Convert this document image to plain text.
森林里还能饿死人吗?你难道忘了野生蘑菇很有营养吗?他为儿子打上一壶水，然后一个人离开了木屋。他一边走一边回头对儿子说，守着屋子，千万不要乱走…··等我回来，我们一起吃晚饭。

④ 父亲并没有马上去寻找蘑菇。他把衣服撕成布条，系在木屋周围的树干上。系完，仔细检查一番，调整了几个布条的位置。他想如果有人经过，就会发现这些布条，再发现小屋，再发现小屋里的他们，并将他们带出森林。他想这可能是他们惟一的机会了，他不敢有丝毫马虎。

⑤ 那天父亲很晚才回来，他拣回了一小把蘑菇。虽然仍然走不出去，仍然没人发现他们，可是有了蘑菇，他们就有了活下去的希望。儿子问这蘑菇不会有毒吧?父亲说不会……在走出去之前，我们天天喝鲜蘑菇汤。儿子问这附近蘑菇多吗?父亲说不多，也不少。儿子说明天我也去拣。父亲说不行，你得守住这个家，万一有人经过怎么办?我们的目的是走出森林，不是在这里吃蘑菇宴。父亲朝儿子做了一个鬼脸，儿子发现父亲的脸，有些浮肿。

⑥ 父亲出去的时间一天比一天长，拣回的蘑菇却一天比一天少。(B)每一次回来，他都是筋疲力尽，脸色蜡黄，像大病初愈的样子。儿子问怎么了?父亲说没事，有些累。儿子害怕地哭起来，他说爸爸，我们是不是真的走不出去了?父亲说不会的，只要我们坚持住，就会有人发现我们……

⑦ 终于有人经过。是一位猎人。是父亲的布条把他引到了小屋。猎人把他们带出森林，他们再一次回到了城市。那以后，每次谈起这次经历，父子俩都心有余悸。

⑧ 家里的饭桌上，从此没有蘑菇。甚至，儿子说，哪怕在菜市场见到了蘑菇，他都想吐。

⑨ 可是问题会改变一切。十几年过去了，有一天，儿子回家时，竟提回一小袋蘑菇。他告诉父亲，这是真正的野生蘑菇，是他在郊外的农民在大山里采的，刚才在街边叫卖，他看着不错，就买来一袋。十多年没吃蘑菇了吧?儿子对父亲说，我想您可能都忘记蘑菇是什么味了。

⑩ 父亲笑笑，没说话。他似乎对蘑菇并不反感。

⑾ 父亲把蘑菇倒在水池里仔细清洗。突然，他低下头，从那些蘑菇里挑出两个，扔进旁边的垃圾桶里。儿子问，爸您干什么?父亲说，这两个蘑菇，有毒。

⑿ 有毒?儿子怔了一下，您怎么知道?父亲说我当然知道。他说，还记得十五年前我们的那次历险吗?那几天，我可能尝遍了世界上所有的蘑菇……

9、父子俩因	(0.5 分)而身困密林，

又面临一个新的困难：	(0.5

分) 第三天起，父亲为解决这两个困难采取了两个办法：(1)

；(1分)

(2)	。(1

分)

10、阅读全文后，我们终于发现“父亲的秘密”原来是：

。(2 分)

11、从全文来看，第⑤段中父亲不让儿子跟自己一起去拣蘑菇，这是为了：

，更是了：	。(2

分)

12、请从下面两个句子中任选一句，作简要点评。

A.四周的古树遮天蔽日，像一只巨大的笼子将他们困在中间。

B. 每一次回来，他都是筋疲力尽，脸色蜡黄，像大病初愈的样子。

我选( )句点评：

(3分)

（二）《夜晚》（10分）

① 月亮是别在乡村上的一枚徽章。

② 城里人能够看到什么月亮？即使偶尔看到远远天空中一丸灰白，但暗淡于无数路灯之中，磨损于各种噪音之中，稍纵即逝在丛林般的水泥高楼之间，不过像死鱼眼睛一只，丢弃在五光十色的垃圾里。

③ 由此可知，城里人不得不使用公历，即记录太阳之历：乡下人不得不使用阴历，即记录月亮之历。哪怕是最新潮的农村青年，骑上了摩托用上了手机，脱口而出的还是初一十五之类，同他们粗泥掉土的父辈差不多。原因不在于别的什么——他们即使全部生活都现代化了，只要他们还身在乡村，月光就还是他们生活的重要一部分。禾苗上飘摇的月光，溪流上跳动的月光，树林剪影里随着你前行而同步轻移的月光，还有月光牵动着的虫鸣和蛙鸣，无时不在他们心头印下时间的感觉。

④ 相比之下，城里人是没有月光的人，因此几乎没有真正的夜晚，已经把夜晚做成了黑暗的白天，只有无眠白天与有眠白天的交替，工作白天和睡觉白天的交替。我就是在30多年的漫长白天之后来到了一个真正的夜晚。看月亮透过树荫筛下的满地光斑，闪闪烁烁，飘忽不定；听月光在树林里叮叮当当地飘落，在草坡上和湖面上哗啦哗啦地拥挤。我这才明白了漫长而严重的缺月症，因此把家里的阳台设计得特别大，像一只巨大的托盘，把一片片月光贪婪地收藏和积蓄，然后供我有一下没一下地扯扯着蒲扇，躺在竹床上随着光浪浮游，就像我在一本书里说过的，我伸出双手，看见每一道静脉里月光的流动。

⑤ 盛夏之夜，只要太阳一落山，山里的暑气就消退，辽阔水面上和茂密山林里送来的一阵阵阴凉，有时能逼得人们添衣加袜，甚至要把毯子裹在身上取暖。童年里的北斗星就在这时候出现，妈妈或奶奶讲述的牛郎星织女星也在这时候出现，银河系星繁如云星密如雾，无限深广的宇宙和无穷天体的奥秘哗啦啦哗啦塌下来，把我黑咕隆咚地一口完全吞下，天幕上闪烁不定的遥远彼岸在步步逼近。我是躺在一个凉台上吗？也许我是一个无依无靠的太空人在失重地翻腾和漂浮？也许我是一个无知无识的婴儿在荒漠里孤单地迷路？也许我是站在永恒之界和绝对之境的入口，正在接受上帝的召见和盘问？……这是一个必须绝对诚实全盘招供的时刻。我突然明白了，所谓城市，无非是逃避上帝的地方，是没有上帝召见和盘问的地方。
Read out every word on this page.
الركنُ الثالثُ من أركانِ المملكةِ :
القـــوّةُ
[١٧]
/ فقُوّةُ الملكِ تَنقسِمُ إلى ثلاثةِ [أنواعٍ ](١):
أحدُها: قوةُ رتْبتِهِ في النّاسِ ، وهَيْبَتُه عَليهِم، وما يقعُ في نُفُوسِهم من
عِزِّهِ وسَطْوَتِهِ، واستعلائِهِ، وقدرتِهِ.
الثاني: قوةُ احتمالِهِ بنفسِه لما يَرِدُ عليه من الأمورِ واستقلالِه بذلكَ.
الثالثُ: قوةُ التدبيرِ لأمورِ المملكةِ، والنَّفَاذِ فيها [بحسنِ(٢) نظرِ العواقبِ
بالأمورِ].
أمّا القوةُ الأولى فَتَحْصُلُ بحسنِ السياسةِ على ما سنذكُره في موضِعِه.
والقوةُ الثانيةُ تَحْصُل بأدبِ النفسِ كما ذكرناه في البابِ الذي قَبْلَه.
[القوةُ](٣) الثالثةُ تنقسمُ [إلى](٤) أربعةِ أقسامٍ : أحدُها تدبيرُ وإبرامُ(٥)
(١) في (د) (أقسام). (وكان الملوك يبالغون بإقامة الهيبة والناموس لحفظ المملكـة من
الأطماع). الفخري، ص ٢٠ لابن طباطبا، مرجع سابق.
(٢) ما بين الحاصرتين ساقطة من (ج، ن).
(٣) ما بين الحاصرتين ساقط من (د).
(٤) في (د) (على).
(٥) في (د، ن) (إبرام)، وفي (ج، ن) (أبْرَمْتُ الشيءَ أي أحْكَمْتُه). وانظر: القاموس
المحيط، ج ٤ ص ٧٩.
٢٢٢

- - -

* [TASK DESCRIPTION]: Filter lines by "المملكة" and return each hit.

* [SOLUTION]:
الركنُ الثالثُ من أركانِ المملكةِ :
الثالثُ: قوةُ التدبيرِ لأمورِ المملكةِ، والنَّفَاذِ فيها [بحسنِ(٢) نظرِ العواقبِ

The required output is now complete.